## Stored entries
★ ★ ★ ★ ★

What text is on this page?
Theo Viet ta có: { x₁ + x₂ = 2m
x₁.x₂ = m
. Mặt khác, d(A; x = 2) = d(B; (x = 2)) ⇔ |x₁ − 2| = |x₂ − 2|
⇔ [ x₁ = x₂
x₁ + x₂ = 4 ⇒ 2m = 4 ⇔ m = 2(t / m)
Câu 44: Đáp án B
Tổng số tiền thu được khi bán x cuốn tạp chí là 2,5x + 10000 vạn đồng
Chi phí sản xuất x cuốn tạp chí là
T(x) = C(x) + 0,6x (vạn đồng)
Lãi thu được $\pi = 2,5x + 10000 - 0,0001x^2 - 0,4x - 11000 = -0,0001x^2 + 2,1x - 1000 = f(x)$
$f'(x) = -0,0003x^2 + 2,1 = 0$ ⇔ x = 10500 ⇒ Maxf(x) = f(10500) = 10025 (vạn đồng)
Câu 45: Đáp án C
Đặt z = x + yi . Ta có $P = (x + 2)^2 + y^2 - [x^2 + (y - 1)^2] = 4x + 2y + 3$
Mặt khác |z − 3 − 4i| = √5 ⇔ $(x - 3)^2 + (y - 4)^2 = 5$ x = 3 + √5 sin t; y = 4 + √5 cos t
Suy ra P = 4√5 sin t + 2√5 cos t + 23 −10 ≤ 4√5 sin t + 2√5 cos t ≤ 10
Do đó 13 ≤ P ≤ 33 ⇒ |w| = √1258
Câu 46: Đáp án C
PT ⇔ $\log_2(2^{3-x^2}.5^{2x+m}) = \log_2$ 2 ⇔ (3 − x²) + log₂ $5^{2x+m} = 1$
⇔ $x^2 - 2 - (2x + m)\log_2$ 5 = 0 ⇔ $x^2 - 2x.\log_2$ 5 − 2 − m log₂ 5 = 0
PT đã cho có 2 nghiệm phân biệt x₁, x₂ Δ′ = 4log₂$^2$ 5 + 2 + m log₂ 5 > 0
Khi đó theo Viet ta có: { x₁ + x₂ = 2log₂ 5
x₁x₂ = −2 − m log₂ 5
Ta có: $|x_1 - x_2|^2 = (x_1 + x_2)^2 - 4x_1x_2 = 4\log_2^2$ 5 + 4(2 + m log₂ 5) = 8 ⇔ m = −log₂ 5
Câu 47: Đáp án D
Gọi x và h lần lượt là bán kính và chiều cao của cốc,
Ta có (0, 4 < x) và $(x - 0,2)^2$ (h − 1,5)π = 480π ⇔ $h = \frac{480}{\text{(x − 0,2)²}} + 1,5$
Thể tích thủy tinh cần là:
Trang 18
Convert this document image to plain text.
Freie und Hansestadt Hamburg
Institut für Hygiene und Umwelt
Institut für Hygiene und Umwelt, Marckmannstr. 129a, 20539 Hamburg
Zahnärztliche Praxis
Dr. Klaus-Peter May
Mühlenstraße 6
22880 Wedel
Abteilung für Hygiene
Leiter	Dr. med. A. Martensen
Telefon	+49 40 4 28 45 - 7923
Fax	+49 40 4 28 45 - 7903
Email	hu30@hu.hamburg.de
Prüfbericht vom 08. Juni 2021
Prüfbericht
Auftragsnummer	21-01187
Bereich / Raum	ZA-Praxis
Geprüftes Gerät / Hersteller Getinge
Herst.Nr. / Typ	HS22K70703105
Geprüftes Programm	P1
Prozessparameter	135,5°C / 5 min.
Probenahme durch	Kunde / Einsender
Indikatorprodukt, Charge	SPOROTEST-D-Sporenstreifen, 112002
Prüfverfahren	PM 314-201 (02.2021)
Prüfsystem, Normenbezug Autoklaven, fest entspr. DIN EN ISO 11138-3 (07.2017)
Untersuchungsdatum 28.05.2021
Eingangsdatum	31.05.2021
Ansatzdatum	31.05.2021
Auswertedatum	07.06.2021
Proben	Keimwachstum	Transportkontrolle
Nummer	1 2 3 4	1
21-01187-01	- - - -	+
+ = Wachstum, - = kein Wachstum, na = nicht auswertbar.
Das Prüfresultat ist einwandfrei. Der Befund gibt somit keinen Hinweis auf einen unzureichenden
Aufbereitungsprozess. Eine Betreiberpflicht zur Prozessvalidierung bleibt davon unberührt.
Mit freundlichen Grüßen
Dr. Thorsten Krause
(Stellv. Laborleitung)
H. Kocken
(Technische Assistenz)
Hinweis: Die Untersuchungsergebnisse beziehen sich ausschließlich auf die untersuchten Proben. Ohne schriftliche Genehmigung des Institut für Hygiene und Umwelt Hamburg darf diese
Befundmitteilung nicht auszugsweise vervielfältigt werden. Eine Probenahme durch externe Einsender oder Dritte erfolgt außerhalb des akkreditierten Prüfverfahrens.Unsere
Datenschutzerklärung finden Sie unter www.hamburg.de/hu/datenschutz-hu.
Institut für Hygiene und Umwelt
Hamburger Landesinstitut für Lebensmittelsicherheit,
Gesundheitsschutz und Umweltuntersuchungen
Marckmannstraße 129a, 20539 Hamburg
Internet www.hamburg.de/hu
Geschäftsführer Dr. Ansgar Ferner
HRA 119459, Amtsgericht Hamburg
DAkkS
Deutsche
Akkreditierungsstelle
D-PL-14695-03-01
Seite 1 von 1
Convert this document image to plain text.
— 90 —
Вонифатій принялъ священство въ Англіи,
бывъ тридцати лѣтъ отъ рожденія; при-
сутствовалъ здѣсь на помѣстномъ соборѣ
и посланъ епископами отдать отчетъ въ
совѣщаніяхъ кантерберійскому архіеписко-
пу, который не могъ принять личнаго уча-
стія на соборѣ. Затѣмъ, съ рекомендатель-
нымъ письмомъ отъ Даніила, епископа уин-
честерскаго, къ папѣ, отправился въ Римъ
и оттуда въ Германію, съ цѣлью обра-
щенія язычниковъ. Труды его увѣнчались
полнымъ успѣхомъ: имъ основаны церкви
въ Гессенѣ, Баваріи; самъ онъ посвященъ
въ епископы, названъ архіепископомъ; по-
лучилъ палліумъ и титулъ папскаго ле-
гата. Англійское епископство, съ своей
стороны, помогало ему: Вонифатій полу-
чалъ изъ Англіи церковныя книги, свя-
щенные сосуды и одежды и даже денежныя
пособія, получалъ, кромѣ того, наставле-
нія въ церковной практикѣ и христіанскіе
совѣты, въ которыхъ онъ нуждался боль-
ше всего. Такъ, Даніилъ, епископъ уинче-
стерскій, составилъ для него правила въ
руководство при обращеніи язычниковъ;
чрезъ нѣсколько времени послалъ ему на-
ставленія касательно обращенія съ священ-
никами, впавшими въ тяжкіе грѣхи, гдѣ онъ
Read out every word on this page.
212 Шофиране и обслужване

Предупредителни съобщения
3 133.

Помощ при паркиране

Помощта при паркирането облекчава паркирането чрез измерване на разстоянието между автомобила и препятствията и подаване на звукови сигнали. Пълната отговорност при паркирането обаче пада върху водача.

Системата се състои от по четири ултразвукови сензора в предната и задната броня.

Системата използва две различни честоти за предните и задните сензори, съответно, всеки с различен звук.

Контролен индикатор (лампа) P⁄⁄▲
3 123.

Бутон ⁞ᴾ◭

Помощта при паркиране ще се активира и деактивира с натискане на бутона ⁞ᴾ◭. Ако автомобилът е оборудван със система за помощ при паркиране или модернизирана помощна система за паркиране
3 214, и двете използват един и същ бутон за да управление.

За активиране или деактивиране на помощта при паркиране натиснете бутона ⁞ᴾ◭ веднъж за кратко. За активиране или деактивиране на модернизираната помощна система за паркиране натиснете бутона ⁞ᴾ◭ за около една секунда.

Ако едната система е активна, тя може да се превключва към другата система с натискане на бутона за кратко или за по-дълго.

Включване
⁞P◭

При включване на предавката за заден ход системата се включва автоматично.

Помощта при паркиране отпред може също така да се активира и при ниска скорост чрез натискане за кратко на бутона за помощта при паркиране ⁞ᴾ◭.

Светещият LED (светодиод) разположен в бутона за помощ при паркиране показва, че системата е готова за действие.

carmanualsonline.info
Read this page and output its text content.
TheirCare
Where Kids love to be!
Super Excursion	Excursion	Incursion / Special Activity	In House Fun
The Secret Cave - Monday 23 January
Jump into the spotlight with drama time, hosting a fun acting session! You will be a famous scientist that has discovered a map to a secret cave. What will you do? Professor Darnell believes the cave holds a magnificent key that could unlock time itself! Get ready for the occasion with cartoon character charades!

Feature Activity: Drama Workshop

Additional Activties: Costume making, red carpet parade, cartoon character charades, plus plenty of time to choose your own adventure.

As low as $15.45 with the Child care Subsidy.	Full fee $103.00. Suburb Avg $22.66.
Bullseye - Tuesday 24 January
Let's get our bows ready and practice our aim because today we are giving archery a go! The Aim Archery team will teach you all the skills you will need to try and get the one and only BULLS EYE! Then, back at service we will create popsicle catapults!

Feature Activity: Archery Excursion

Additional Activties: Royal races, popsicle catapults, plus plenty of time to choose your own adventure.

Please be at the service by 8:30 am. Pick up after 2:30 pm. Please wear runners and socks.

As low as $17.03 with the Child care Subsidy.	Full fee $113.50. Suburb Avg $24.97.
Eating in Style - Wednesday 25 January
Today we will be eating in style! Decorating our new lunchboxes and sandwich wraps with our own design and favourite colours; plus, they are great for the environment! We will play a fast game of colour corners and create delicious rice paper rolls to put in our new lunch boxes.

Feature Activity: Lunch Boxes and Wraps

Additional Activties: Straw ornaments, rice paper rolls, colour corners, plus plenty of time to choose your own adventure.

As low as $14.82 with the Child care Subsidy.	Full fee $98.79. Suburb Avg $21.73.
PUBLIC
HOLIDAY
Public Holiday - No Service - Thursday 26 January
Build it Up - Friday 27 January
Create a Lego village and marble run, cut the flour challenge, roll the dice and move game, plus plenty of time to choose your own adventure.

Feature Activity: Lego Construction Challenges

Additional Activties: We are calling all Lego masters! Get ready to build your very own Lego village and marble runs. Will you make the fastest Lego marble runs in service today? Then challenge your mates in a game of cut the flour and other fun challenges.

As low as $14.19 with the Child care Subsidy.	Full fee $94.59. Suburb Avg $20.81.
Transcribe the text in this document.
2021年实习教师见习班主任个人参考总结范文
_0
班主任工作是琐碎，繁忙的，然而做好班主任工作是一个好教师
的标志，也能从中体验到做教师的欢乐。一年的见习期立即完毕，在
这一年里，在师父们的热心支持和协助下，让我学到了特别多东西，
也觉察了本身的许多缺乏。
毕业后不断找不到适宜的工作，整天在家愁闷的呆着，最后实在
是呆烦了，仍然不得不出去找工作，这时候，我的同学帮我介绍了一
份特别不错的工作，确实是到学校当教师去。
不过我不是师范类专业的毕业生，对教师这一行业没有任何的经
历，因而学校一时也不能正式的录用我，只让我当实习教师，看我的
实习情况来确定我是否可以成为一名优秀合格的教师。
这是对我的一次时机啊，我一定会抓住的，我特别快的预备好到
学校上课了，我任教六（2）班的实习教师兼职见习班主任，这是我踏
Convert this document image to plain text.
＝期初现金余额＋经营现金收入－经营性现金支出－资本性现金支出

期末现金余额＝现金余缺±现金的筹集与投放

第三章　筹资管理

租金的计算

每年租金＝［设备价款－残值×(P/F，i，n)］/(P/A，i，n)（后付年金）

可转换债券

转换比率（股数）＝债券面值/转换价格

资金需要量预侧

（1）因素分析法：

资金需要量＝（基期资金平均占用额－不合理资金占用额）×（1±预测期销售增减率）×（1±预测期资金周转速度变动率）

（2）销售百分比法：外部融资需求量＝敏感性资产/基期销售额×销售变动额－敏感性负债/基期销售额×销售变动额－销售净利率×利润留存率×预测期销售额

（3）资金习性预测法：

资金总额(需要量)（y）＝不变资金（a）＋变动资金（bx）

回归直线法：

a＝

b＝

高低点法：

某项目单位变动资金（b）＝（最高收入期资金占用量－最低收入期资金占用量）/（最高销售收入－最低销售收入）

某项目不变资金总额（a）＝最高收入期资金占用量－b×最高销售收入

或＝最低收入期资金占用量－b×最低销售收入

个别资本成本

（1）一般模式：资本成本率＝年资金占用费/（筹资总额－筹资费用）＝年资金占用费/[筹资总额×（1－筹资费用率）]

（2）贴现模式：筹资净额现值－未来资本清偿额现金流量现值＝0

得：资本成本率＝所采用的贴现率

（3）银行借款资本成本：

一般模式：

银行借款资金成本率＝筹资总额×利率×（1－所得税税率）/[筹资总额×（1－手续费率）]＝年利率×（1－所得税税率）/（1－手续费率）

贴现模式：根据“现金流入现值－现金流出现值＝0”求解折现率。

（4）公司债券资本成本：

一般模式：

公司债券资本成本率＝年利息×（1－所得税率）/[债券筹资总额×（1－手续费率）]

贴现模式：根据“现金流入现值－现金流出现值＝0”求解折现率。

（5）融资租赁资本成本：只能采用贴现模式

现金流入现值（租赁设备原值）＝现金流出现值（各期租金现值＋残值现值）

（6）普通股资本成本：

★ ★ ★ ★ ★

## Written task
Leave out every line before the one containing "Transcribe the text in this document."; set down that line and all remaining lines of the material exactly.

## Final answer
Transcribe the text in this document.
2021年实习教师见习班主任个人参考总结范文
_0
班主任工作是琐碎，繁忙的，然而做好班主任工作是一个好教师
的标志，也能从中体验到做教师的欢乐。一年的见习期立即完毕，在
这一年里，在师父们的热心支持和协助下，让我学到了特别多东西，
也觉察了本身的许多缺乏。
毕业后不断找不到适宜的工作，整天在家愁闷的呆着，最后实在
是呆烦了，仍然不得不出去找工作，这时候，我的同学帮我介绍了一
份特别不错的工作，确实是到学校当教师去。
不过我不是师范类专业的毕业生，对教师这一行业没有任何的经
历，因而学校一时也不能正式的录用我，只让我当实习教师，看我的
实习情况来确定我是否可以成为一名优秀合格的教师。
这是对我的一次时机啊，我一定会抓住的，我特别快的预备好到
学校上课了，我任教六（2）班的实习教师兼职见习班主任，这是我踏
Convert this document image to plain text.
＝期初现金余额＋经营现金收入－经营性现金支出－资本性现金支出

期末现金余额＝现金余缺±现金的筹集与投放

第三章　筹资管理

租金的计算

每年租金＝［设备价款－残值×(P/F，i，n)］/(P/A，i，n)（后付年金）

可转换债券

转换比率（股数）＝债券面值/转换价格

资金需要量预侧

（1）因素分析法：

资金需要量＝（基期资金平均占用额－不合理资金占用额）×（1±预测期销售增减率）×（1±预测期资金周转速度变动率）

（2）销售百分比法：外部融资需求量＝敏感性资产/基期销售额×销售变动额－敏感性负债/基期销售额×销售变动额－销售净利率×利润留存率×预测期销售额

（3）资金习性预测法：

资金总额(需要量)（y）＝不变资金（a）＋变动资金（bx）

回归直线法：

a＝

b＝

高低点法：

某项目单位变动资金（b）＝（最高收入期资金占用量－最低收入期资金占用量）/（最高销售收入－最低销售收入）

某项目不变资金总额（a）＝最高收入期资金占用量－b×最高销售收入

或＝最低收入期资金占用量－b×最低销售收入

个别资本成本

（1）一般模式：资本成本率＝年资金占用费/（筹资总额－筹资费用）＝年资金占用费/[筹资总额×（1－筹资费用率）]

（2）贴现模式：筹资净额现值－未来资本清偿额现金流量现值＝0

得：资本成本率＝所采用的贴现率

（3）银行借款资本成本：

一般模式：

银行借款资金成本率＝筹资总额×利率×（1－所得税税率）/[筹资总额×（1－手续费率）]＝年利率×（1－所得税税率）/（1－手续费率）

贴现模式：根据“现金流入现值－现金流出现值＝0”求解折现率。

（4）公司债券资本成本：

一般模式：

公司债券资本成本率＝年利息×（1－所得税率）/[债券筹资总额×（1－手续费率）]

贴现模式：根据“现金流入现值－现金流出现值＝0”求解折现率。

（5）融资租赁资本成本：只能采用贴现模式

现金流入现值（租赁设备原值）＝现金流出现值（各期租金现值＋残值现值）

（6）普通股资本成本：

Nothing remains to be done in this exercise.